# DOCUMENT PASSAGE:
-*-*-

In Africa, two worlds of fintech are growing side by side.
They’re so similar, yet so different.
One is local, older, and built on mobile money and digital payments.
It moves over USD 1.5 trillion each year.
And settles payments faster than what the Automatic Clearing House (ACH) does in the United States
Let’s call this the Old World.
The other is global, built on stable coins—digital currencies—and powers remittances and cross-border payments.
This one moved over USD 50 billion across Africa last year alone.
This is the New World.
There’s just one problem: both worlds don’t work well together.
But before I tell you why…
Let’s go see the Old World
Twenty years ago, most Africans kept their money in cash.
There were many banks around, but very little banking was happening.
As of 2005, there were over 700 commercial banks on the continent. Yet, only 15% of Africans had a bank account.
Cash was easier to carry, use, and receive.
Sure, banks could keep your money safe.
But they came with trade-offs:
You had to enter a bank building to use their services. Most bank branches were few and far between.

-*-*-

# Structured page parsing data:

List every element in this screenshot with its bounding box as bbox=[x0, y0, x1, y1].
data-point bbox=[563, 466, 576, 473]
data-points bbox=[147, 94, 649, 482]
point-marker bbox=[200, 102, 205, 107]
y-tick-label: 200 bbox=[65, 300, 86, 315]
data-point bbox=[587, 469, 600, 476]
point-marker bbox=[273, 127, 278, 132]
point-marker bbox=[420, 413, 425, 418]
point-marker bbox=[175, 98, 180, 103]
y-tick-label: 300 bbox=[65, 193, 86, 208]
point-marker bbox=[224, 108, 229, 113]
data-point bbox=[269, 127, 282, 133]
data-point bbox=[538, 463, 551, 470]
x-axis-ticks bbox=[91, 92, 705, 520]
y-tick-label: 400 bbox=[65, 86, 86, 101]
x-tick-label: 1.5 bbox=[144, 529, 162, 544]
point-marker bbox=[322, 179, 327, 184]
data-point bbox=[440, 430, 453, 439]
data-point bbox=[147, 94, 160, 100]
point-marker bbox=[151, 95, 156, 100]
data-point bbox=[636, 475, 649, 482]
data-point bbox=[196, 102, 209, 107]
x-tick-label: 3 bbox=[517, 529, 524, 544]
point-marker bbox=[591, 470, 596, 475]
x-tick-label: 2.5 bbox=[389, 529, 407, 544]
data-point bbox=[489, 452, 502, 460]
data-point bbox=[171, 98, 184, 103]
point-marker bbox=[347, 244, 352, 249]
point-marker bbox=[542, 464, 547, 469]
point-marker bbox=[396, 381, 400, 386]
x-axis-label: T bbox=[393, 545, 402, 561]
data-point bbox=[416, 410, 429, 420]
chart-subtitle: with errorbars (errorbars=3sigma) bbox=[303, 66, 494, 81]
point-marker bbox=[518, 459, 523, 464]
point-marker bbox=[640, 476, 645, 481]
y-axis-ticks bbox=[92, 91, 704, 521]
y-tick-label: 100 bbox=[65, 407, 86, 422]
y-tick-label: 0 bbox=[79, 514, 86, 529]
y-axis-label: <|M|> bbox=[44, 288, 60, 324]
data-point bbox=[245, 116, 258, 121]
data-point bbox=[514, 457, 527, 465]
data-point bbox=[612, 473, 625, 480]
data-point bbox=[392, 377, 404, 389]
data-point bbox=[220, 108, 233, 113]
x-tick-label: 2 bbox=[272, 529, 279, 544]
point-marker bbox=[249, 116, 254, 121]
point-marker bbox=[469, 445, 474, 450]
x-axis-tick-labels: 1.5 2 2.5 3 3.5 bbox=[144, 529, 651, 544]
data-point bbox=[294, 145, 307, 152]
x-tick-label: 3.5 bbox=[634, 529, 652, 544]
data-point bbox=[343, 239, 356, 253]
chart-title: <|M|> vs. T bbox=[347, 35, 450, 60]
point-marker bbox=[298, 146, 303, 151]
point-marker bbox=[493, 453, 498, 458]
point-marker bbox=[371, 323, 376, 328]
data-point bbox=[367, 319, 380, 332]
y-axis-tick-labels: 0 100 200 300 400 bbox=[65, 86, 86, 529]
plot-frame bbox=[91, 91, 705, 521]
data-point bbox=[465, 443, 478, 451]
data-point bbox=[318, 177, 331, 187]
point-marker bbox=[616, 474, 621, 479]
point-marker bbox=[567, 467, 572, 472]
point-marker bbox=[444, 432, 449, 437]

-*-*-

# WORK ORDER:
According to the passage on African fintech, what share of Africans had a bank account as of 2005?

# RESULT OF THIS EXERCISE:
Only 15% of Africans had a bank account as of 2005.